Source records —
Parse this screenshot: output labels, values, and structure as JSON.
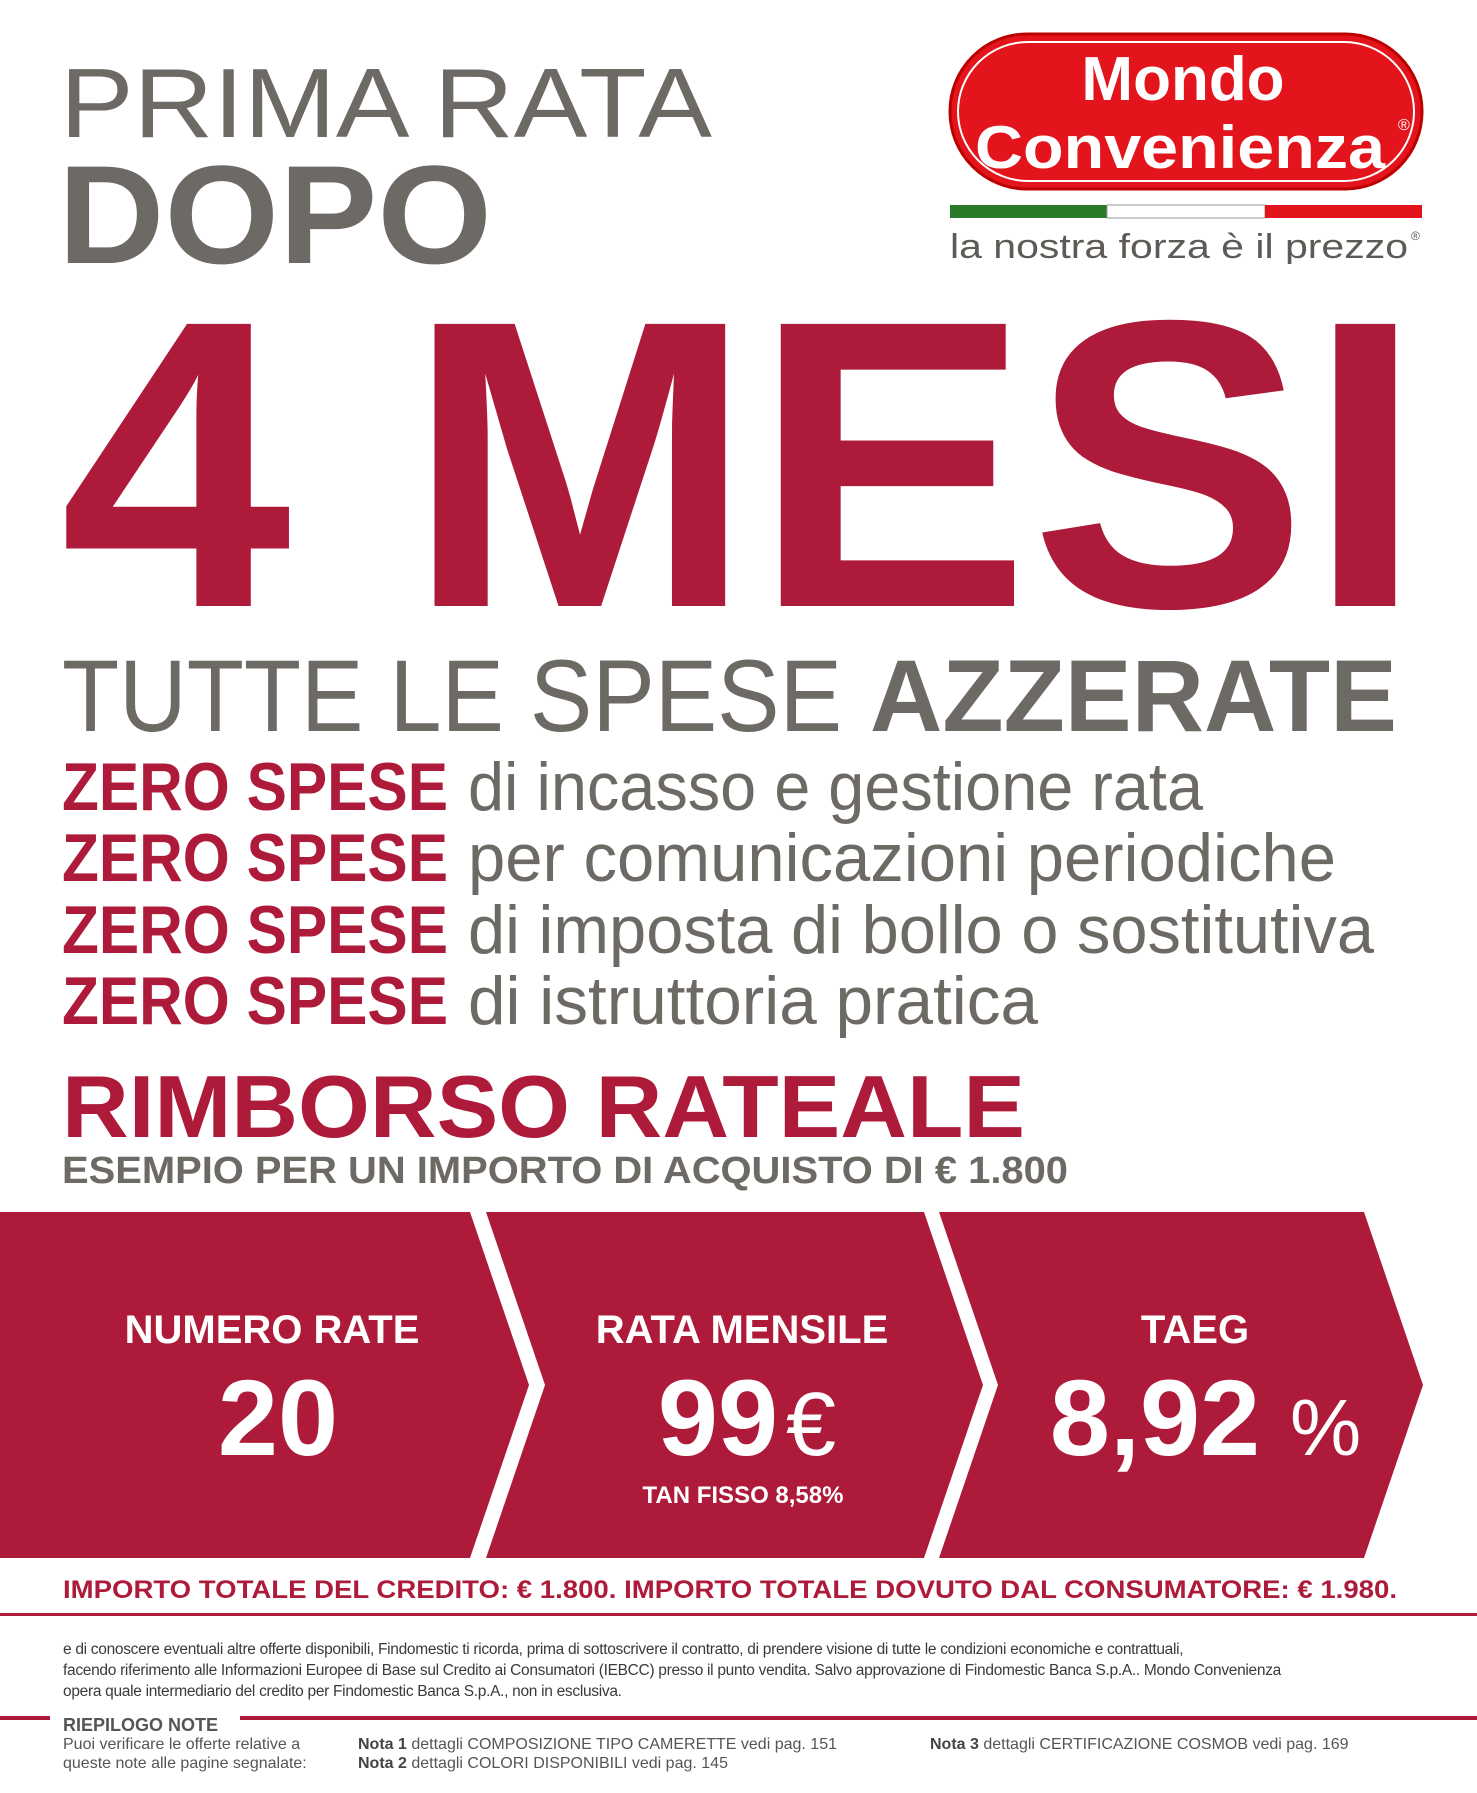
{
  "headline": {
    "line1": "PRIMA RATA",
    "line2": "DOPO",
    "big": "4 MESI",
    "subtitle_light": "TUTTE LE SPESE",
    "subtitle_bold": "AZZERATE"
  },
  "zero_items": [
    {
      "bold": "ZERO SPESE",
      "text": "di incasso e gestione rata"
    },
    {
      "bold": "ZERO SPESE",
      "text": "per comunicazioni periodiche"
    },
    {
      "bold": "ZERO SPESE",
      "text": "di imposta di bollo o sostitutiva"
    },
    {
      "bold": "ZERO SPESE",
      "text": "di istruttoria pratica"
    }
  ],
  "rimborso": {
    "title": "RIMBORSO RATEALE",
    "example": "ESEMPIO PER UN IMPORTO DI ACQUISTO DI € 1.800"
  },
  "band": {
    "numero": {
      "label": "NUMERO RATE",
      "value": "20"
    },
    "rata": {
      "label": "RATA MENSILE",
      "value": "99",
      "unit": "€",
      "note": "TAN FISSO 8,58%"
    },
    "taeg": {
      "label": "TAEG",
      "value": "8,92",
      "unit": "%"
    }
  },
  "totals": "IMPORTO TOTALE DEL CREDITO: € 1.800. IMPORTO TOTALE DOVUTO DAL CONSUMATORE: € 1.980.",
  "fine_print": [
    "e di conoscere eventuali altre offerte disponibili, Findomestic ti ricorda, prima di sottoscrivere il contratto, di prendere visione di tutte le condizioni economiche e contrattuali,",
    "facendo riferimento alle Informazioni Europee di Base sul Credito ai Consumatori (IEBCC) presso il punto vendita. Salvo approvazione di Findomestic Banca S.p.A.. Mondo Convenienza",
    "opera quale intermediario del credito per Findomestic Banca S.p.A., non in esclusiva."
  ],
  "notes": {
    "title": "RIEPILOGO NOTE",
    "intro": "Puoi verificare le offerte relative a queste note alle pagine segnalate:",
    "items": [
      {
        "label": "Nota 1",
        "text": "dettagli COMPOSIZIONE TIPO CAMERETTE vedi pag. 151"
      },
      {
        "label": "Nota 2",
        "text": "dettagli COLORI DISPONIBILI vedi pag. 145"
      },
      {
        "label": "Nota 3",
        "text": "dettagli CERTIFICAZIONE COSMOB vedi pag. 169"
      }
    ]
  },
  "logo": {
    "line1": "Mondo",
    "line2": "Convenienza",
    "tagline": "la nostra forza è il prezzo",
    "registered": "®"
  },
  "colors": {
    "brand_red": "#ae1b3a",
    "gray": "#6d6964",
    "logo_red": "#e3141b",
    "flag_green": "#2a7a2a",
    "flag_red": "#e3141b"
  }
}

Goal of the exercise — Copy the records above exactly, omitting every picture.

Final result —
Parse this screenshot: output labels, values, and structure as JSON.
{
  "headline": {
    "line1": "PRIMA RATA",
    "line2": "DOPO",
    "big": "4 MESI",
    "subtitle_light": "TUTTE LE SPESE",
    "subtitle_bold": "AZZERATE"
  },
  "zero_items": [
    {
      "bold": "ZERO SPESE",
      "text": "di incasso e gestione rata"
    },
    {
      "bold": "ZERO SPESE",
      "text": "per comunicazioni periodiche"
    },
    {
      "bold": "ZERO SPESE",
      "text": "di imposta di bollo o sostitutiva"
    },
    {
      "bold": "ZERO SPESE",
      "text": "di istruttoria pratica"
    }
  ],
  "rimborso": {
    "title": "RIMBORSO RATEALE",
    "example": "ESEMPIO PER UN IMPORTO DI ACQUISTO DI € 1.800"
  },
  "band": {
    "numero": {
      "label": "NUMERO RATE",
      "value": "20"
    },
    "rata": {
      "label": "RATA MENSILE",
      "value": "99",
      "unit": "€",
      "note": "TAN FISSO 8,58%"
    },
    "taeg": {
      "label": "TAEG",
      "value": "8,92",
      "unit": "%"
    }
  },
  "totals": "IMPORTO TOTALE DEL CREDITO: € 1.800. IMPORTO TOTALE DOVUTO DAL CONSUMATORE: € 1.980.",
  "fine_print": [
    "e di conoscere eventuali altre offerte disponibili, Findomestic ti ricorda, prima di sottoscrivere il contratto, di prendere visione di tutte le condizioni economiche e contrattuali,",
    "facendo riferimento alle Informazioni Europee di Base sul Credito ai Consumatori (IEBCC) presso il punto vendita. Salvo approvazione di Findomestic Banca S.p.A.. Mondo Convenienza",
    "opera quale intermediario del credito per Findomestic Banca S.p.A., non in esclusiva."
  ],
  "notes": {
    "title": "RIEPILOGO NOTE",
    "intro": "Puoi verificare le offerte relative a queste note alle pagine segnalate:",
    "items": [
      {
        "label": "Nota 1",
        "text": "dettagli COMPOSIZIONE TIPO CAMERETTE vedi pag. 151"
      },
      {
        "label": "Nota 2",
        "text": "dettagli COLORI DISPONIBILI vedi pag. 145"
      },
      {
        "label": "Nota 3",
        "text": "dettagli CERTIFICAZIONE COSMOB vedi pag. 169"
      }
    ]
  },
  "logo": {
    "line1": "Mondo",
    "line2": "Convenienza",
    "tagline": "la nostra forza è il prezzo",
    "registered": "®"
  },
  "colors": {
    "brand_red": "#ae1b3a",
    "gray": "#6d6964",
    "logo_red": "#e3141b",
    "flag_green": "#2a7a2a",
    "flag_red": "#e3141b"
  }
}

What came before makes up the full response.